„Dein Pferd ist total unerzogen, meiner würde sich das niemals trauen.“ Wie oft habe ich diesen Satz schon gehört! Er löst in mir nicht nur Frustration aus, sondern regt auch zum Nachdenken an. Es ist erschreckend zu sehen, wie viele Menschen glauben, dass ein „braves“ Pferd nur eines ist, das blind gehorcht und keine eigenen Gedanken oder Meinungen hat. Doch was bedeutet es wirklich, ein Pferd zu trainieren und mit ihm zu arbeiten?
1. Der Mythos des braven Pferdes
Die Vorstellung, dass ein „braves“ Pferd einfach funktioniert und keinen eigenen Willen zeigt, ist weit verbreitet. Aber was passiert mit der Individualität des Tieres? Was geschieht mit dem kreativen Potenzial eines Pferdes, das in der Lage ist, Probleme selbstständig zu lösen? Ein Pferd, das aktiv kommuniziert und mitdenkt, ist kein Zeichen von Ungehorsam – es zeigt vielmehr, dass es sich wohlfühlt und bereit ist, seine Meinung zu äußern.
2. Grenzen setzen – aber wie?
Das bedeutet nicht, dass ich meinem Pferd keine Grenzen setze. Im Gegenteil: Grenzen sind wichtig für die Sicherheit und das Wohlbefinden beider Seiten. Aber diese Grenzen sollten auf einer Basis von Vertrauen und Respekt aufgebaut sein – nicht durch Angst oder Zwang. Wenn wir lernen, die Signale unserer Tiere ernst zu nehmen und zuzuhören, können wir eine tiefere Verbindung aufbauen.
3. Die Rolle des Menschen im Training
Es scheint oft so zu sein, dass viele Menschen lieber eine leere Hülle neben sich stehen haben – ein Pferd, das einfach funktioniert und keinen eigenen Willen zeigt. Doch ich möchte kein Pferd an meiner Seite haben, das nur darauf wartet, dass ich ihm sage, was es tun soll. Ich möchte einen Partner, der denkt und fühlt! Diese Art der Interaktion erfordert Geduld und Verständnis von uns als Reiter.

- AUFGABEN
a - Gib aus dem Textabschnitt über Pferdetraining alles von „3. Die Rolle“ bis hinunter zu „uns als Reiter.“ wortgetreu wieder.
b - Worauf sollten die Grenzen, die man einem Pferd setzt, laut dem Textabschnitt über Pferdetraining aufgebaut sein?
Das Material steht für sich und gehört nicht zum Textabschnitt.

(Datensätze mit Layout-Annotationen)
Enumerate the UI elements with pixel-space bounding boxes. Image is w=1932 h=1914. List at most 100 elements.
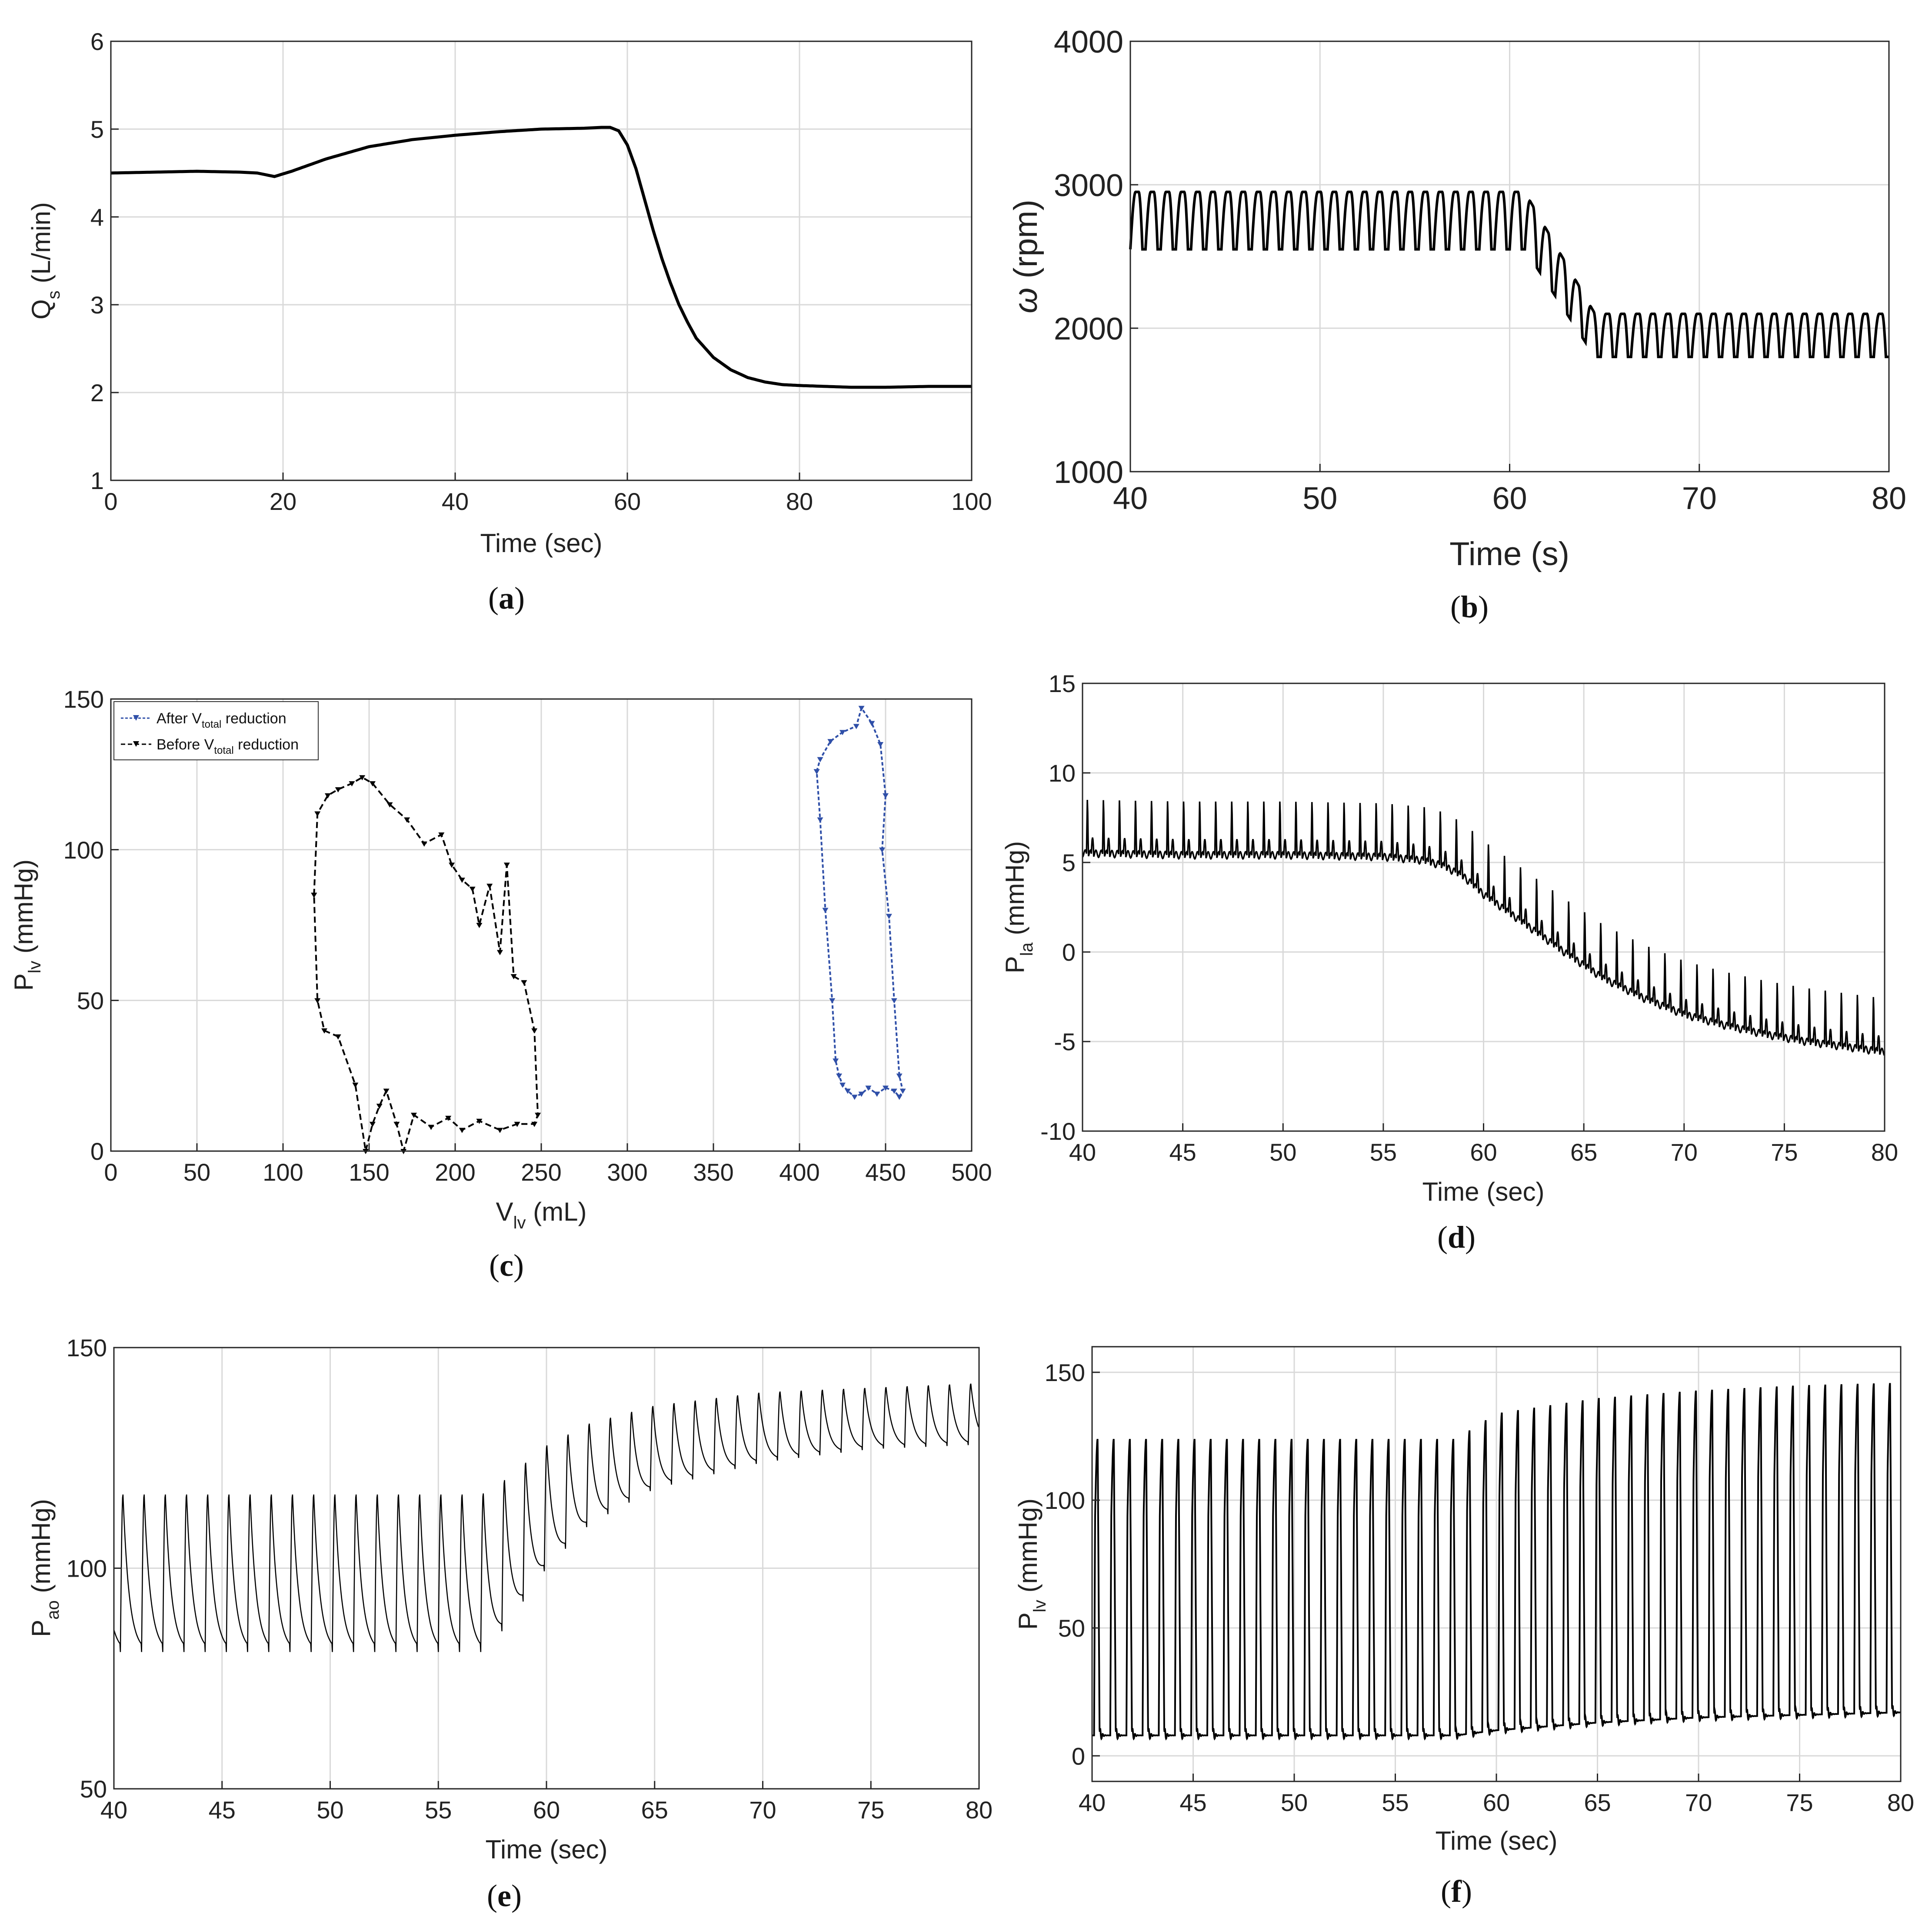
panel-e-xtick-label: 55 <box>425 1796 452 1824</box>
panel-c-caption: (c) <box>489 1248 524 1283</box>
panel-e-ytick-label: 150 <box>67 1334 107 1361</box>
panel-c-before-point <box>386 802 393 808</box>
panel-c-after-point <box>853 724 859 729</box>
panel-c-before-point <box>535 1112 541 1118</box>
panel-a-chart: 0 20 40 60 80 100 1 2 3 4 5 6 Time (sec) Qs (L/min)… <box>27 28 992 616</box>
panel-c-xlabel: Vlv (mL) <box>496 1197 587 1232</box>
panel-c-after-point <box>833 1059 839 1064</box>
panel-c-before-point <box>335 787 341 792</box>
panel-f-caption: (f) <box>1441 1874 1472 1909</box>
panel-c-before-point <box>476 1118 483 1124</box>
panel-c-after-point <box>827 739 834 745</box>
panel-c-after-point <box>891 998 897 1004</box>
panel-b-ytick-label: 3000 <box>1054 168 1123 203</box>
panel-d-xtick-label: 65 <box>1570 1138 1597 1166</box>
panel-c-after-point <box>877 742 884 747</box>
panel-c-after-point <box>896 1095 903 1100</box>
panel-f-ytick-label: 0 <box>1072 1742 1085 1770</box>
panel-a-qs-line <box>110 126 972 389</box>
panel-b-xtick-label: 40 <box>1113 481 1148 516</box>
panel-e-xtick-label: 45 <box>209 1796 236 1824</box>
panel-b-chart: 40 50 60 70 80 1000 2000 3000 4000 Time (s) ω (r… <box>1007 25 1906 624</box>
panel-c-after-point <box>896 1073 903 1079</box>
panel-c-before-point <box>438 832 445 838</box>
panel-f-xtick-label: 65 <box>1584 1789 1611 1816</box>
panel-b-xtick-label: 50 <box>1302 481 1337 516</box>
legend-label-after: After Vtotal reduction <box>157 710 286 730</box>
panel-f-xtick-label: 40 <box>1079 1789 1106 1816</box>
panel-b-xtick-label: 70 <box>1682 481 1717 516</box>
panel-c-xtick-label: 150 <box>349 1158 389 1186</box>
panel-f-ytick-label: 150 <box>1045 1359 1085 1386</box>
panel-d-xtick-label: 55 <box>1370 1138 1397 1166</box>
panel-c-xtick-label: 400 <box>779 1158 819 1186</box>
panel-f-xtick-label: 75 <box>1786 1789 1813 1816</box>
panel-c-before-point <box>369 781 376 787</box>
panel-d-xlabel: Time (sec) <box>1422 1177 1544 1206</box>
panel-d-ylabel: Pla (mmHg) <box>1000 841 1036 973</box>
panel-e-chart: 40 45 50 55 60 65 70 75 80 50 100 150 Time (sec) Pa… <box>27 1334 993 1913</box>
panel-c-xtick-label: 100 <box>263 1158 303 1186</box>
panel-d-ytick-label: 10 <box>1049 759 1076 787</box>
panel-c-before-point <box>459 878 465 883</box>
panel-c-before-point <box>459 1128 465 1133</box>
panel-e-pao-line <box>113 1383 979 1652</box>
panel-d-xtick-label: 40 <box>1069 1138 1096 1166</box>
panel-a-xtick-label: 0 <box>104 488 117 515</box>
panel-b-xlabel: Time (s) <box>1449 536 1569 573</box>
panel-a-ytick-label: 6 <box>90 28 104 55</box>
panel-c-xtick-label: 500 <box>951 1158 992 1186</box>
panel-a-frame <box>110 40 973 481</box>
panel-c-before-point <box>531 1028 538 1034</box>
panel-c-before-point <box>449 862 455 868</box>
panel-c-before-point <box>428 1125 434 1130</box>
panel-f-chart: 40 45 50 55 60 65 70 75 80 0 50 100 150 Time (sec) P… <box>1013 1346 1914 1909</box>
panel-c-after-point <box>822 908 829 913</box>
panel-c-before-point <box>311 892 317 898</box>
panel-f-xtick-label: 55 <box>1382 1789 1409 1816</box>
legend-label-before: Before Vtotal reduction <box>157 736 299 756</box>
panel-c-before-point <box>335 1034 341 1040</box>
panel-b-omega-line <box>1129 190 1889 358</box>
panel-c-before-point <box>369 1122 376 1127</box>
panel-c-after-point <box>813 769 820 775</box>
panel-a-xtick-label: 20 <box>270 488 296 515</box>
panel-c-xtick-label: 50 <box>183 1158 210 1186</box>
panel-a-xtick-label: 80 <box>786 488 813 515</box>
panel-c-ytick-label: 0 <box>90 1138 104 1165</box>
panel-e-ytick-label: 100 <box>67 1555 107 1582</box>
panel-c-before-point <box>445 1115 452 1121</box>
panel-f-xtick-label: 60 <box>1483 1789 1510 1816</box>
panel-c-before-point <box>514 1122 520 1127</box>
panel-a-ytick-label: 4 <box>90 203 104 231</box>
panel-c-after-point <box>829 998 836 1004</box>
panel-c-before-point <box>476 923 483 928</box>
panel-c-before-point <box>503 862 510 868</box>
panel-d-xtick-label: 60 <box>1470 1138 1497 1166</box>
legend-marker-before-icon <box>133 741 139 747</box>
panel-a-xtick-label: 40 <box>442 488 469 515</box>
panel-c-before-point <box>521 980 527 985</box>
panel-b-ytick-label: 2000 <box>1054 312 1123 346</box>
panel-d-chart: 40 45 50 55 60 65 70 75 80 -10 -5 0 5 10 15 Time (sec)… <box>1000 670 1898 1255</box>
panel-a-plot-area <box>111 41 972 480</box>
panel-c-before-point <box>359 775 366 781</box>
panel-d-ytick-label: 5 <box>1062 849 1076 876</box>
panel-c-after-point <box>899 1088 906 1094</box>
panel-c-after-point <box>891 1088 897 1094</box>
panel-e-xtick-label: 65 <box>641 1796 668 1824</box>
panel-c-before-point <box>496 950 503 955</box>
panel-e-caption: (e) <box>487 1878 522 1913</box>
panel-c-before-point <box>321 1028 328 1034</box>
panel-c-ylabel: Plv (mmHg) <box>9 859 44 991</box>
panel-a-xlabel: Time (sec) <box>480 529 602 558</box>
panel-f-ytick-label: 50 <box>1058 1614 1085 1642</box>
panel-c-legend: After Vtotal reduction Before Vtotal red… <box>113 701 319 760</box>
panel-b-ytick-label: 4000 <box>1054 25 1123 60</box>
panel-e-xtick-label: 70 <box>749 1796 776 1824</box>
panel-d-ytick-label: 15 <box>1049 670 1076 697</box>
panel-c-before-point <box>324 793 331 799</box>
panel-f-xtick-label: 50 <box>1281 1789 1308 1816</box>
panel-d-ytick-label: -10 <box>1040 1118 1076 1145</box>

- SCHRIFTLICHE ANTWORTEN
a -
3. Die Rolle des Menschen im Training
Es scheint oft so zu sein, dass viele Menschen lieber eine leere Hülle neben sich stehen haben – ein Pferd, das einfach funktioniert und keinen eigenen Willen zeigt. Doch ich möchte kein Pferd an meiner Seite haben, das nur darauf wartet, dass ich ihm sage, was es tun soll. Ich möchte einen Partner, der denkt und fühlt! Diese Art der Interaktion erfordert Geduld und Verständnis von uns als Reiter.

b - Auf einer Basis von Vertrauen und Respekt, nicht durch Angst oder Zwang.